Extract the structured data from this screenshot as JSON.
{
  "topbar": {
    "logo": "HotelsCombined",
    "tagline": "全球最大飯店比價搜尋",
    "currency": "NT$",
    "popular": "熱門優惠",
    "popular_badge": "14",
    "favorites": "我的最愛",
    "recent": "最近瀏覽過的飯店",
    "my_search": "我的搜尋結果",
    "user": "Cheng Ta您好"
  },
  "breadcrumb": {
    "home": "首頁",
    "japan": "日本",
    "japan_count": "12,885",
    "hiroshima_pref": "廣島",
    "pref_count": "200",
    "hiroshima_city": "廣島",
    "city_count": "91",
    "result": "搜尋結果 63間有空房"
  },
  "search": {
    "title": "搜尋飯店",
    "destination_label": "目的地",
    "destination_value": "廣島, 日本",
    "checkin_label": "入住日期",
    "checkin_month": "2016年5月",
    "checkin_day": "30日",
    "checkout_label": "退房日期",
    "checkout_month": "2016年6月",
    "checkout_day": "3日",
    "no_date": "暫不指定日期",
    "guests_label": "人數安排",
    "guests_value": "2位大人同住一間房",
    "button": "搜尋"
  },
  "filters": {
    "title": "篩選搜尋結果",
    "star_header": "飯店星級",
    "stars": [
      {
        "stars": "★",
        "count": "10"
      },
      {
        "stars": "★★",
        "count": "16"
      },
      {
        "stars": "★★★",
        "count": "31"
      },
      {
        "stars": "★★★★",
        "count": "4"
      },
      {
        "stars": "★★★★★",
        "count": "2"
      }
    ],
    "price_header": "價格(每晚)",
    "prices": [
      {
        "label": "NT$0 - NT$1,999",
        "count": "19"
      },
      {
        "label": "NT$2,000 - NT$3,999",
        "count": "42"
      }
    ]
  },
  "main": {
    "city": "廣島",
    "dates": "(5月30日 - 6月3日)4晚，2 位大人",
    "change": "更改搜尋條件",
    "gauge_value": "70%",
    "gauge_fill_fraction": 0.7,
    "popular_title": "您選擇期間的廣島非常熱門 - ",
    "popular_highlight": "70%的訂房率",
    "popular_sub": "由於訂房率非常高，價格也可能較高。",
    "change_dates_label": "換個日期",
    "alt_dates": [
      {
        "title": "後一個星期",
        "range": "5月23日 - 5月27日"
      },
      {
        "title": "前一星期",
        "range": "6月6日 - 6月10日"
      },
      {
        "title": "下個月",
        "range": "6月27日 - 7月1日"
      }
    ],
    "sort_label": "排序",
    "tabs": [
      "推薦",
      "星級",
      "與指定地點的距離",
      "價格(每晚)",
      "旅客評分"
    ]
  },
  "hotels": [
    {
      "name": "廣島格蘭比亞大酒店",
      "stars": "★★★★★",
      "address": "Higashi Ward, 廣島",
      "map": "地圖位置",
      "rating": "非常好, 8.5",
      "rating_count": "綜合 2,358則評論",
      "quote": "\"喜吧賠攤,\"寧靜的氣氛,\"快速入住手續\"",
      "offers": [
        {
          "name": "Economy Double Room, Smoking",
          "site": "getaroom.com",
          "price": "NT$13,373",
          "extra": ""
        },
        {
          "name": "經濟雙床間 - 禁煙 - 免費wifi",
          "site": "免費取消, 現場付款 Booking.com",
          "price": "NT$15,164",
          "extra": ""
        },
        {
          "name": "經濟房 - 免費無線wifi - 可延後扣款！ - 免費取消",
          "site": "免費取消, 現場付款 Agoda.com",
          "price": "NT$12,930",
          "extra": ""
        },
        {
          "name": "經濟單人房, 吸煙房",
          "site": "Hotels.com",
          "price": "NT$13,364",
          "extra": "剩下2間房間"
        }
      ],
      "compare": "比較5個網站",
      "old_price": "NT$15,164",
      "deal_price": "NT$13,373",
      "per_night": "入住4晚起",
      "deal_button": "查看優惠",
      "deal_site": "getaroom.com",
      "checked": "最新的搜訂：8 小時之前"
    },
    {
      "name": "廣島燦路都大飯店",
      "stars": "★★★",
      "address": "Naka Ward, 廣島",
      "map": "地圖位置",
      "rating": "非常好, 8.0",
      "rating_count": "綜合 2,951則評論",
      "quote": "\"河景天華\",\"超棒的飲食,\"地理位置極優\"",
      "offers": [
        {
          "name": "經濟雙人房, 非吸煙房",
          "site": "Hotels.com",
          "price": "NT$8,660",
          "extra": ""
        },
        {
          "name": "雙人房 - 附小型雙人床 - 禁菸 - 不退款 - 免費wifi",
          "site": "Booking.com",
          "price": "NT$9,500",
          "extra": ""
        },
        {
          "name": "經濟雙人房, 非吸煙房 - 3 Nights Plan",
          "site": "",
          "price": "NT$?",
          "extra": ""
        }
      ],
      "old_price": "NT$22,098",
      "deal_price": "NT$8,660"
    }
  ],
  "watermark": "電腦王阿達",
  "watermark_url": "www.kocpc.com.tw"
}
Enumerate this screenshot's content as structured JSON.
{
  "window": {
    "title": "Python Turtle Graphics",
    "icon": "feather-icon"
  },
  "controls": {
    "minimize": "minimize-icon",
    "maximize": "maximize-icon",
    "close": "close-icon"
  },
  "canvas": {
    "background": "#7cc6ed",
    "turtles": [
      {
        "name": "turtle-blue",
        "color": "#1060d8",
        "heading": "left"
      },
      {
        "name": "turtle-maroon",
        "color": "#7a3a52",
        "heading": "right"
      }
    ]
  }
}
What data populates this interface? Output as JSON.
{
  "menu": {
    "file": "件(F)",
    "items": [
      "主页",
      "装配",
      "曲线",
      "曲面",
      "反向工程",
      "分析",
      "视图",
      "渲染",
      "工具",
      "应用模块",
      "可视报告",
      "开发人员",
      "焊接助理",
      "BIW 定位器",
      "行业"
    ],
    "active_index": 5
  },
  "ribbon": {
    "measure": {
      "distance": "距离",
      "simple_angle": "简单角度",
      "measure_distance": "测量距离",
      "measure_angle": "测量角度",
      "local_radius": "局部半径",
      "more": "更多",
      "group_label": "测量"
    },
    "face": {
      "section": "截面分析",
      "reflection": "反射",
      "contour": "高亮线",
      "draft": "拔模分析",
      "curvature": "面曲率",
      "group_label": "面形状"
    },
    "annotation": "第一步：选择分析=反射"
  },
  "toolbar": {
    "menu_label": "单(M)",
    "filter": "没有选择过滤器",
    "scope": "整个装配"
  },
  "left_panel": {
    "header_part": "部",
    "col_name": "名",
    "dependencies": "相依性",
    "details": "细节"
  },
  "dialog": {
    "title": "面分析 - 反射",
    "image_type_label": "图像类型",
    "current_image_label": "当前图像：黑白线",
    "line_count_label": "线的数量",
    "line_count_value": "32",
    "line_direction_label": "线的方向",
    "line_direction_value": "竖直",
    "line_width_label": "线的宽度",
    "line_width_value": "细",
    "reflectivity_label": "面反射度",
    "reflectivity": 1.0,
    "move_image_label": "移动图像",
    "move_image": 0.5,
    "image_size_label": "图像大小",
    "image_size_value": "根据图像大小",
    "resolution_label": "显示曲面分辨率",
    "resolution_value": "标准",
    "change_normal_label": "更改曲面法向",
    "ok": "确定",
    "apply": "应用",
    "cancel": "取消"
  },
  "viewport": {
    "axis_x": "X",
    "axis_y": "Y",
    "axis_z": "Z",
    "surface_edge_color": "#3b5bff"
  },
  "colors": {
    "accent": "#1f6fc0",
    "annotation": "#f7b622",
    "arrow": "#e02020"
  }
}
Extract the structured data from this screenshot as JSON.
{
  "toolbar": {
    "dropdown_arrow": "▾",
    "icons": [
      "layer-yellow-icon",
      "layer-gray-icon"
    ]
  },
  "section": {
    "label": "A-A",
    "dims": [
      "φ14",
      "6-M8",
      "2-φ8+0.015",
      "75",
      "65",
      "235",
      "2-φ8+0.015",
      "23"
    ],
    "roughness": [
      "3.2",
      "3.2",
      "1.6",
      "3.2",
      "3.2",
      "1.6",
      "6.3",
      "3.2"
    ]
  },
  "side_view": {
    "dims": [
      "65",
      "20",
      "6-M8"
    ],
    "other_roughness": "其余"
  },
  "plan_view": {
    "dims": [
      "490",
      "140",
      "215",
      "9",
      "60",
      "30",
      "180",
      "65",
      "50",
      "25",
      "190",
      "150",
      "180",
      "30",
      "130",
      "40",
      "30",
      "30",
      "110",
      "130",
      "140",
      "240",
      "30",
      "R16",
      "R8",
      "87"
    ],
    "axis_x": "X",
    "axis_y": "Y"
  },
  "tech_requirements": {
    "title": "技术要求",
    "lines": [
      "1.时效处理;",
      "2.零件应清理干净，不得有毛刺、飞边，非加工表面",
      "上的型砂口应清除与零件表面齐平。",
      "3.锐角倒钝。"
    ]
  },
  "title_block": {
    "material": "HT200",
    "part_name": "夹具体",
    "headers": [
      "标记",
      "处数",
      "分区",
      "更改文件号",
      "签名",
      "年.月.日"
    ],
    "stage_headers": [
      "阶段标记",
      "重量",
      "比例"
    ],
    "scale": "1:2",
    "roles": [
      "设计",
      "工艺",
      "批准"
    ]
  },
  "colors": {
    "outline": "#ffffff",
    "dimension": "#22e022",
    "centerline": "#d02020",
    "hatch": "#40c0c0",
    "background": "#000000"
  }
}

================================

# Task to carry out:
Note each line of the entries that has "非吸煙房" in it, and copy those lines.

# Task solution:
          "name": "經濟雙人房, 非吸煙房",
          "name": "經濟雙人房, 非吸煙房 - 3 Nights Plan",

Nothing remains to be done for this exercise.